### Exercise prompt
Take each line containing "name" and report it exactly as written.

· · · · · · ·

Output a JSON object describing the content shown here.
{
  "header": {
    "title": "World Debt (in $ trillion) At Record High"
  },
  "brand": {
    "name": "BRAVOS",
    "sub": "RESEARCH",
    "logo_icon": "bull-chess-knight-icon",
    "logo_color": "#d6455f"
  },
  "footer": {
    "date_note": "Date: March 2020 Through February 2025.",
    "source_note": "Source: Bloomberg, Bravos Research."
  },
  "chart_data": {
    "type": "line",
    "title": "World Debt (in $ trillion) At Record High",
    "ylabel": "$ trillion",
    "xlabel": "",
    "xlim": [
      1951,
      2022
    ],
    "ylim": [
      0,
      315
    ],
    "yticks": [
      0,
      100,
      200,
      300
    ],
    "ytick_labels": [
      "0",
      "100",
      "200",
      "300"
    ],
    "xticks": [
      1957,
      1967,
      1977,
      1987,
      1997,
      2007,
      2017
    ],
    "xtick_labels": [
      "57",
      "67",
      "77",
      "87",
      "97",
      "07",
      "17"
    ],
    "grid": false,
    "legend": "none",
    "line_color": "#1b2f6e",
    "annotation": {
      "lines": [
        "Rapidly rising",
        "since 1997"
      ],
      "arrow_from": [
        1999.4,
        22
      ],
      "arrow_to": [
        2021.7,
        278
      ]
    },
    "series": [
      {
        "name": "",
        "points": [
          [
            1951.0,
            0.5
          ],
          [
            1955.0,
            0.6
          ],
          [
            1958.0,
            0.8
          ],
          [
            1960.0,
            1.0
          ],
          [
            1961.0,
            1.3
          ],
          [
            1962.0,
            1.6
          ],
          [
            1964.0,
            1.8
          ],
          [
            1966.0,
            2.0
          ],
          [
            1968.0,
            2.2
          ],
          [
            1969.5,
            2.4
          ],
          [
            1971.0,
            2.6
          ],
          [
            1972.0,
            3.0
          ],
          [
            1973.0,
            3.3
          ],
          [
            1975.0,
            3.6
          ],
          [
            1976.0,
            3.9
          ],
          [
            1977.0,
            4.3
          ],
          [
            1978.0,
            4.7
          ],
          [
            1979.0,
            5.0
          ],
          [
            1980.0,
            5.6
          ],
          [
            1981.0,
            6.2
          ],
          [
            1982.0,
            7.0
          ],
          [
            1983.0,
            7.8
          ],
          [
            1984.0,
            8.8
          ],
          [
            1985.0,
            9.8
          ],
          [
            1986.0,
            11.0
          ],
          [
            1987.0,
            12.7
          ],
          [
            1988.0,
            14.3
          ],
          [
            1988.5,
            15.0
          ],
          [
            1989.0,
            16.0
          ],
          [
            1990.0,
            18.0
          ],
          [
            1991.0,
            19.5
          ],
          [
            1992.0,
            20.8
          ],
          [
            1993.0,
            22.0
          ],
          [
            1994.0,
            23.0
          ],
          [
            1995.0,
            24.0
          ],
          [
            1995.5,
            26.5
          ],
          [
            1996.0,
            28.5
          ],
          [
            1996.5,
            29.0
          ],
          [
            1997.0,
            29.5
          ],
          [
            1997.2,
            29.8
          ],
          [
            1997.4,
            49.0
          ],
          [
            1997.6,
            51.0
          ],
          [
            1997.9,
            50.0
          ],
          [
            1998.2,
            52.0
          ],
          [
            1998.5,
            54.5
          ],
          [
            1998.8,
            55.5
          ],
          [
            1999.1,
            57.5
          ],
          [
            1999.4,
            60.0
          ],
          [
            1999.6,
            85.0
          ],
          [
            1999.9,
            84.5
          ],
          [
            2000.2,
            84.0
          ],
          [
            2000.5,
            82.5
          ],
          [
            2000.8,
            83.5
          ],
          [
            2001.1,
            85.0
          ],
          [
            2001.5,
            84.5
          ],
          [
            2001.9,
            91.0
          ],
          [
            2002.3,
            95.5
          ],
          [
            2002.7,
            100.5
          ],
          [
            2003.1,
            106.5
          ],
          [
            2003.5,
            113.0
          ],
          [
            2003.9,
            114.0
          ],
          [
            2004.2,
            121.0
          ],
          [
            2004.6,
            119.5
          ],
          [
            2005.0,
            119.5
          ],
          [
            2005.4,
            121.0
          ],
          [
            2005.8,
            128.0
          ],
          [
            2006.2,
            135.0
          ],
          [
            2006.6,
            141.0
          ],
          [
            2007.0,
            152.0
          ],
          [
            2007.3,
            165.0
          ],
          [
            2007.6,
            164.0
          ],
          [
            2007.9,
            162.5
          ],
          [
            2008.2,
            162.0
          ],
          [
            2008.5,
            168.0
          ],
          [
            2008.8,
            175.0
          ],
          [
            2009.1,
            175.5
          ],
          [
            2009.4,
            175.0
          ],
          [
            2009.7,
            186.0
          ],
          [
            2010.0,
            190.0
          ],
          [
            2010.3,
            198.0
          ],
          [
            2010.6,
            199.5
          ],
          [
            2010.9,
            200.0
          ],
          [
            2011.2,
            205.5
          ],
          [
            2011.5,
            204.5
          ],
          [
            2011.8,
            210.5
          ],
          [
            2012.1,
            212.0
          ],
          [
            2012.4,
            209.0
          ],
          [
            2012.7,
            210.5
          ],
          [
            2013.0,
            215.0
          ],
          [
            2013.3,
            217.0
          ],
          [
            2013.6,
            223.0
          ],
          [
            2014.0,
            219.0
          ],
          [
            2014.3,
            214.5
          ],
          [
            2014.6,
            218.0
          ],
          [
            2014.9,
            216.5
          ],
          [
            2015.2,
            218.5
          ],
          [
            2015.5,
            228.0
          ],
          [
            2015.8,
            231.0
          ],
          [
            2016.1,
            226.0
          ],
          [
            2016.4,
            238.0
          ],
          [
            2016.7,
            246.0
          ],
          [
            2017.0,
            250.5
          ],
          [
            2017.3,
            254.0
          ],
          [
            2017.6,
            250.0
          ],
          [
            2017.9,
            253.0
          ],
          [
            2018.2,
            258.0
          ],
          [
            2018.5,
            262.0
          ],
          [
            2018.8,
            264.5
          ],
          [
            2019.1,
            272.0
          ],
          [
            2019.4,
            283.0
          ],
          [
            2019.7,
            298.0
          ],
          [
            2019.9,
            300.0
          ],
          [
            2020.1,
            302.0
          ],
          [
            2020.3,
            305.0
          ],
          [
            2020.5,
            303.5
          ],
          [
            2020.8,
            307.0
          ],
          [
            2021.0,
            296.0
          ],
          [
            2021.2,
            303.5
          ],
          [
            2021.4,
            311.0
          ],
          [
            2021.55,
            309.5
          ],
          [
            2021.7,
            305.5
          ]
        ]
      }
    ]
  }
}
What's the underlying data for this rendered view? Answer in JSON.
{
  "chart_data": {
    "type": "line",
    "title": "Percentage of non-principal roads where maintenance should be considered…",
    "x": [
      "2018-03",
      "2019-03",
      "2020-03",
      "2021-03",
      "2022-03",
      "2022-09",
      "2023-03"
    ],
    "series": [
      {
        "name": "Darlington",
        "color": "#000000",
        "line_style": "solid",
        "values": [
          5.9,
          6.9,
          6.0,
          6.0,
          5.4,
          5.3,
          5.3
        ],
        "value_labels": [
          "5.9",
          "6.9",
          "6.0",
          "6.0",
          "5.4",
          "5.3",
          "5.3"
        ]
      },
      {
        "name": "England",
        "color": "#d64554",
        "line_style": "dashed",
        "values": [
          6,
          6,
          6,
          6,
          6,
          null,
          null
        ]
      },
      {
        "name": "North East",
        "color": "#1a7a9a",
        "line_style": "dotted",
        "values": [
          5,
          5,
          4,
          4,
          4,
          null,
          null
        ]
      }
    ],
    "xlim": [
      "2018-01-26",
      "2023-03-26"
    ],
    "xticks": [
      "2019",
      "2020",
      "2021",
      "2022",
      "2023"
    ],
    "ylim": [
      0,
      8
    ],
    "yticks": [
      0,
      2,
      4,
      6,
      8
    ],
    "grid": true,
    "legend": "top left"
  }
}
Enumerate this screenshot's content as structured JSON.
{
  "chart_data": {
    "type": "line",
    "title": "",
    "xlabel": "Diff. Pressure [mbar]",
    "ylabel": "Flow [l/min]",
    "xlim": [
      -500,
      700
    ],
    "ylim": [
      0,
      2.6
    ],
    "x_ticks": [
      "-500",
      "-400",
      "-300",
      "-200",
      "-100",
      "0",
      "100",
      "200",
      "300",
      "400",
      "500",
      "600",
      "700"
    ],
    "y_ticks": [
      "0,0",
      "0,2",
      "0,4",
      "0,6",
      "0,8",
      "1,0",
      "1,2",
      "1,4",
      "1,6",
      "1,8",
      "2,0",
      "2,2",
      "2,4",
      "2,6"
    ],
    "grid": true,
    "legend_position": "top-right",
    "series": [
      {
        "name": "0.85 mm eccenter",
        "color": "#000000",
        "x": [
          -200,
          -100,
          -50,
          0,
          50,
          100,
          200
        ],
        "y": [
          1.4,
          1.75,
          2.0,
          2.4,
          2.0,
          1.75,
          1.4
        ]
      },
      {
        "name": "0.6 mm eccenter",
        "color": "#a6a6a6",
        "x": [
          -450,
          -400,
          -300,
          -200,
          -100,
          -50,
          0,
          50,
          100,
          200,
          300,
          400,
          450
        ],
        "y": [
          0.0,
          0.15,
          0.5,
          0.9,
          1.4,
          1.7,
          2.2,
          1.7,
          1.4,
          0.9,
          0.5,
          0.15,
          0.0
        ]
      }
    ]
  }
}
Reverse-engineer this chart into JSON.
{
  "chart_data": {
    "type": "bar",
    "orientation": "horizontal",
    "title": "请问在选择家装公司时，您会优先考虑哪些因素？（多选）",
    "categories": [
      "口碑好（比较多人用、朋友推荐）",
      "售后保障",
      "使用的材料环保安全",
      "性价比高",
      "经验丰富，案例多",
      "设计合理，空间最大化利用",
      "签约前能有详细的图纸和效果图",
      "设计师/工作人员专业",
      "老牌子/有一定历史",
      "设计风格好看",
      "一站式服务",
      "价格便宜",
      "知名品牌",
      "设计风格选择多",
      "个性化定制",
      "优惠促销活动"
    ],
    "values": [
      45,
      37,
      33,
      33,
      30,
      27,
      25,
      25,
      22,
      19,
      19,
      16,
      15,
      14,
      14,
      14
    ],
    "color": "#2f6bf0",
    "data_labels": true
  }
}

· · · · · · ·

### Exercise answer
    "name": "BRAVOS",
        "name": "",
        "name": "Darlington",
        "name": "England",
        "name": "North East",
        "name": "0.85 mm eccenter",
        "name": "0.6 mm eccenter",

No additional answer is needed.